EXERCISE DESCRIPTION:
Return each entry exactly, omitting nothing.

++++++++

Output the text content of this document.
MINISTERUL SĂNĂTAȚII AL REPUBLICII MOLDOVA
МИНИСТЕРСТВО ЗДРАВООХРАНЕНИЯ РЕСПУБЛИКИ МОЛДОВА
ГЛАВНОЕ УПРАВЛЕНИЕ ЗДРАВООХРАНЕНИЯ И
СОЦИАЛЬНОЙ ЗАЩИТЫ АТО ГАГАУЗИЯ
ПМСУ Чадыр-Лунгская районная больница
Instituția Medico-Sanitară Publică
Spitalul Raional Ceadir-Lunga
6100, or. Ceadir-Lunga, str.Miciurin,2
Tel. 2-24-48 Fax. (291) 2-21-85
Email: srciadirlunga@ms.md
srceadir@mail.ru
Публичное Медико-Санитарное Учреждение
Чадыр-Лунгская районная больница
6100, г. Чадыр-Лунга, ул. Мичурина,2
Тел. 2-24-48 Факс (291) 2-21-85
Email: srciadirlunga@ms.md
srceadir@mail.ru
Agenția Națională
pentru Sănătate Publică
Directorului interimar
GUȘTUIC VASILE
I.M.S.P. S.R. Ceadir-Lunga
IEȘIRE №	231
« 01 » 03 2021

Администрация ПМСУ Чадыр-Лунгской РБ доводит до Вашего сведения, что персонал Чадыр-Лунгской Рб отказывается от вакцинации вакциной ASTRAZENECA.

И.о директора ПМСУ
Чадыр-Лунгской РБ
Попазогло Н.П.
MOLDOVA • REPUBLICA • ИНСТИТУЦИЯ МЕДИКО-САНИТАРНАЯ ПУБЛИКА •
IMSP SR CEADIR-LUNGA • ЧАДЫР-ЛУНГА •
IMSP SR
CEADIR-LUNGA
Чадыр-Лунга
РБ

++++++++

ANSWER TO THE PROBLEM:
Output the text content of this document.
MINISTERUL SĂNĂTAȚII AL REPUBLICII MOLDOVA
МИНИСТЕРСТВО ЗДРАВООХРАНЕНИЯ РЕСПУБЛИКИ МОЛДОВА
ГЛАВНОЕ УПРАВЛЕНИЕ ЗДРАВООХРАНЕНИЯ И
СОЦИАЛЬНОЙ ЗАЩИТЫ АТО ГАГАУЗИЯ
ПМСУ Чадыр-Лунгская районная больница
Instituția Medico-Sanitară Publică
Spitalul Raional Ceadir-Lunga
6100, or. Ceadir-Lunga, str.Miciurin,2
Tel. 2-24-48 Fax. (291) 2-21-85
Email: srciadirlunga@ms.md
srceadir@mail.ru
Публичное Медико-Санитарное Учреждение
Чадыр-Лунгская районная больница
6100, г. Чадыр-Лунга, ул. Мичурина,2
Тел. 2-24-48 Факс (291) 2-21-85
Email: srciadirlunga@ms.md
srceadir@mail.ru
Agenția Națională
pentru Sănătate Publică
Directorului interimar
GUȘTUIC VASILE
I.M.S.P. S.R. Ceadir-Lunga
IEȘIRE №	231
« 01 » 03 2021

Администрация ПМСУ Чадыр-Лунгской РБ доводит до Вашего сведения, что персонал Чадыр-Лунгской Рб отказывается от вакцинации вакциной ASTRAZENECA.

И.о директора ПМСУ
Чадыр-Лунгской РБ
Попазогло Н.П.
MOLDOVA • REPUBLICA • ИНСТИТУЦИЯ МЕДИКО-САНИТАРНАЯ ПУБЛИКА •
IMSP SR CEADIR-LUNGA • ЧАДЫР-ЛУНГА •
IMSP SR
CEADIR-LUNGA
Чадыр-Лунга
РБ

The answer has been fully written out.